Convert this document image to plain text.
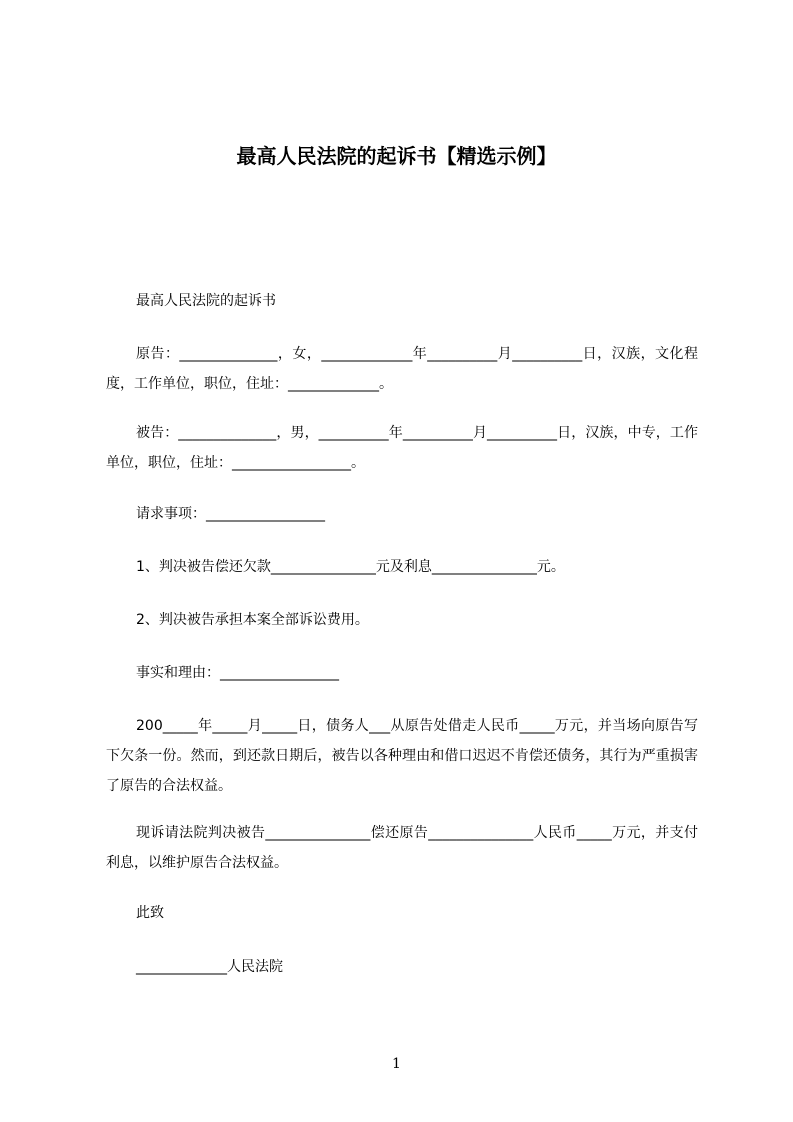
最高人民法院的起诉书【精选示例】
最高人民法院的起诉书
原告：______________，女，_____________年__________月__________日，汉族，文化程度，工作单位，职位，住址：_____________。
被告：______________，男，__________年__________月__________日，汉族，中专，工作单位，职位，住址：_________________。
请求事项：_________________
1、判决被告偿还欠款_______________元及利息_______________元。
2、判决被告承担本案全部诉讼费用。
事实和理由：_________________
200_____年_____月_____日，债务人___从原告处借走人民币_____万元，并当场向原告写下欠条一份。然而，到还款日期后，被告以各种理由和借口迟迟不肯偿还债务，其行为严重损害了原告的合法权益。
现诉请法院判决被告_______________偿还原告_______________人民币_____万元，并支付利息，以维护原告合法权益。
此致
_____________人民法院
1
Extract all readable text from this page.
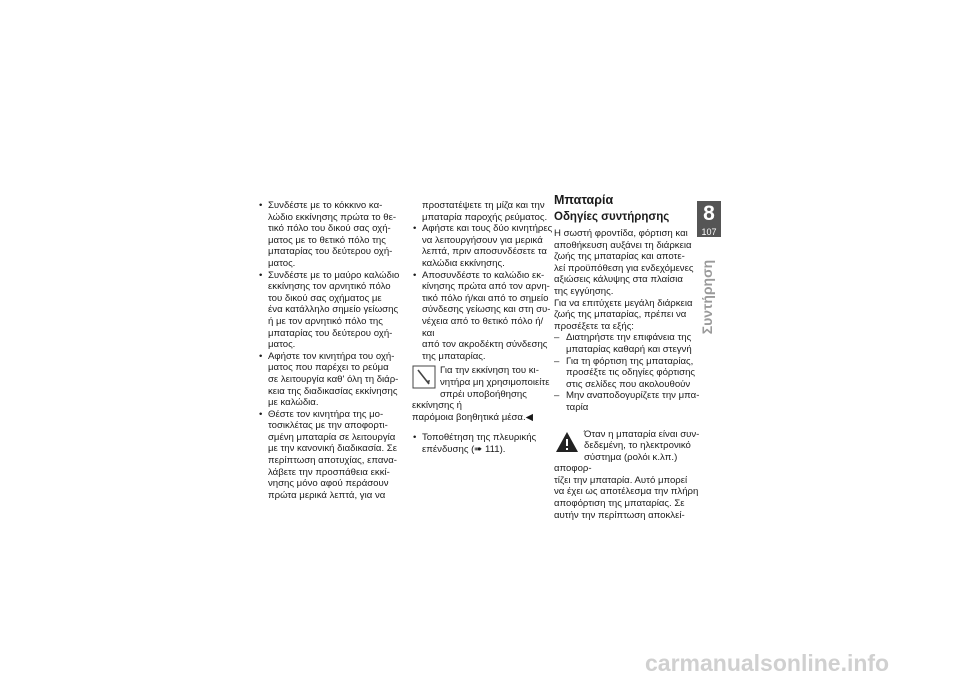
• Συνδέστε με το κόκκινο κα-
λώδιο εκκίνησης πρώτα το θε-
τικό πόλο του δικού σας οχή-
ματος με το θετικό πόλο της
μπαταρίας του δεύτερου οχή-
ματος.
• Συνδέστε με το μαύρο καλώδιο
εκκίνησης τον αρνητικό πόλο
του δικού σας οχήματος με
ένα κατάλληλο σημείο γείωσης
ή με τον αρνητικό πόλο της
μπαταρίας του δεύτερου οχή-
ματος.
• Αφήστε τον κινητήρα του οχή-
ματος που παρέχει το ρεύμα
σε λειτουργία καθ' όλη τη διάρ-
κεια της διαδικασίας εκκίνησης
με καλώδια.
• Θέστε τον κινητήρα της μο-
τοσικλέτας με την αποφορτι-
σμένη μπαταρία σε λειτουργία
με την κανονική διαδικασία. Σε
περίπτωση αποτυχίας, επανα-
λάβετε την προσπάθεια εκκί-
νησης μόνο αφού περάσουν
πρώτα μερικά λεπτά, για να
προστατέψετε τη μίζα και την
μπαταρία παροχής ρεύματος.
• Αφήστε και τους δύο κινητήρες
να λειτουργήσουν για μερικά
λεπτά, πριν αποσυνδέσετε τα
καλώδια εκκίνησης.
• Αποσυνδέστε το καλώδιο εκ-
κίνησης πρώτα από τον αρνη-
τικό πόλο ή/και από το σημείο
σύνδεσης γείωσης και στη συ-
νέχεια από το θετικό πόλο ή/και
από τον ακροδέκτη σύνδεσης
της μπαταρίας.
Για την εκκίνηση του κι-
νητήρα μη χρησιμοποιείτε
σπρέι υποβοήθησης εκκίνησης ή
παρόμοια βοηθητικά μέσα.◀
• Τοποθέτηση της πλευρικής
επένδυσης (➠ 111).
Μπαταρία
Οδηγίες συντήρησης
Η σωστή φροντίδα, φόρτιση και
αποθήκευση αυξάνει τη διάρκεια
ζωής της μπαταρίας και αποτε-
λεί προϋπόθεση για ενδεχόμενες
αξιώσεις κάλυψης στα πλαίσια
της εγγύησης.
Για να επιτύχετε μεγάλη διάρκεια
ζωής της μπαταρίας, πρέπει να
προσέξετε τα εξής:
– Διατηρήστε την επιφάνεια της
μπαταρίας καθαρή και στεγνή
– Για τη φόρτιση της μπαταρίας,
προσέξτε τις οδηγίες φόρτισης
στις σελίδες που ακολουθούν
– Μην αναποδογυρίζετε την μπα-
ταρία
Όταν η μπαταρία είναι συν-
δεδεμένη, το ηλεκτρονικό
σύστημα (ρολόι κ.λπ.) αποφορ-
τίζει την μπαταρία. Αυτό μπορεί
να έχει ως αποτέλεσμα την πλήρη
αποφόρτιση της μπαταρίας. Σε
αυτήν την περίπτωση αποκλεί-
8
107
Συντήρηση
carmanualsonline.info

*-*-*

Required work =>
Each line of the data is to be duplicated exactly; pictures stay out of the copy.

Task output =>
Convert this document image to plain text.
最高人民法院的起诉书【精选示例】
最高人民法院的起诉书
原告：______________，女，_____________年__________月__________日，汉族，文化程度，工作单位，职位，住址：_____________。
被告：______________，男，__________年__________月__________日，汉族，中专，工作单位，职位，住址：_________________。
请求事项：_________________
1、判决被告偿还欠款_______________元及利息_______________元。
2、判决被告承担本案全部诉讼费用。
事实和理由：_________________
200_____年_____月_____日，债务人___从原告处借走人民币_____万元，并当场向原告写下欠条一份。然而，到还款日期后，被告以各种理由和借口迟迟不肯偿还债务，其行为严重损害了原告的合法权益。
现诉请法院判决被告_______________偿还原告_______________人民币_____万元，并支付利息，以维护原告合法权益。
此致
_____________人民法院
1
Extract all readable text from this page.
• Συνδέστε με το κόκκινο κα-
λώδιο εκκίνησης πρώτα το θε-
τικό πόλο του δικού σας οχή-
ματος με το θετικό πόλο της
μπαταρίας του δεύτερου οχή-
ματος.
• Συνδέστε με το μαύρο καλώδιο
εκκίνησης τον αρνητικό πόλο
του δικού σας οχήματος με
ένα κατάλληλο σημείο γείωσης
ή με τον αρνητικό πόλο της
μπαταρίας του δεύτερου οχή-
ματος.
• Αφήστε τον κινητήρα του οχή-
ματος που παρέχει το ρεύμα
σε λειτουργία καθ' όλη τη διάρ-
κεια της διαδικασίας εκκίνησης
με καλώδια.
• Θέστε τον κινητήρα της μο-
τοσικλέτας με την αποφορτι-
σμένη μπαταρία σε λειτουργία
με την κανονική διαδικασία. Σε
περίπτωση αποτυχίας, επανα-
λάβετε την προσπάθεια εκκί-
νησης μόνο αφού περάσουν
πρώτα μερικά λεπτά, για να
προστατέψετε τη μίζα και την
μπαταρία παροχής ρεύματος.
• Αφήστε και τους δύο κινητήρες
να λειτουργήσουν για μερικά
λεπτά, πριν αποσυνδέσετε τα
καλώδια εκκίνησης.
• Αποσυνδέστε το καλώδιο εκ-
κίνησης πρώτα από τον αρνη-
τικό πόλο ή/και από το σημείο
σύνδεσης γείωσης και στη συ-
νέχεια από το θετικό πόλο ή/και
από τον ακροδέκτη σύνδεσης
της μπαταρίας.
Για την εκκίνηση του κι-
νητήρα μη χρησιμοποιείτε
σπρέι υποβοήθησης εκκίνησης ή
παρόμοια βοηθητικά μέσα.◀
• Τοποθέτηση της πλευρικής
επένδυσης (➠ 111).
Μπαταρία
Οδηγίες συντήρησης
Η σωστή φροντίδα, φόρτιση και
αποθήκευση αυξάνει τη διάρκεια
ζωής της μπαταρίας και αποτε-
λεί προϋπόθεση για ενδεχόμενες
αξιώσεις κάλυψης στα πλαίσια
της εγγύησης.
Για να επιτύχετε μεγάλη διάρκεια
ζωής της μπαταρίας, πρέπει να
προσέξετε τα εξής:
– Διατηρήστε την επιφάνεια της
μπαταρίας καθαρή και στεγνή
– Για τη φόρτιση της μπαταρίας,
προσέξτε τις οδηγίες φόρτισης
στις σελίδες που ακολουθούν
– Μην αναποδογυρίζετε την μπα-
ταρία
Όταν η μπαταρία είναι συν-
δεδεμένη, το ηλεκτρονικό
σύστημα (ρολόι κ.λπ.) αποφορ-
τίζει την μπαταρία. Αυτό μπορεί
να έχει ως αποτέλεσμα την πλήρη
αποφόρτιση της μπαταρίας. Σε
αυτήν την περίπτωση αποκλεί-
8
107
Συντήρηση
carmanualsonline.info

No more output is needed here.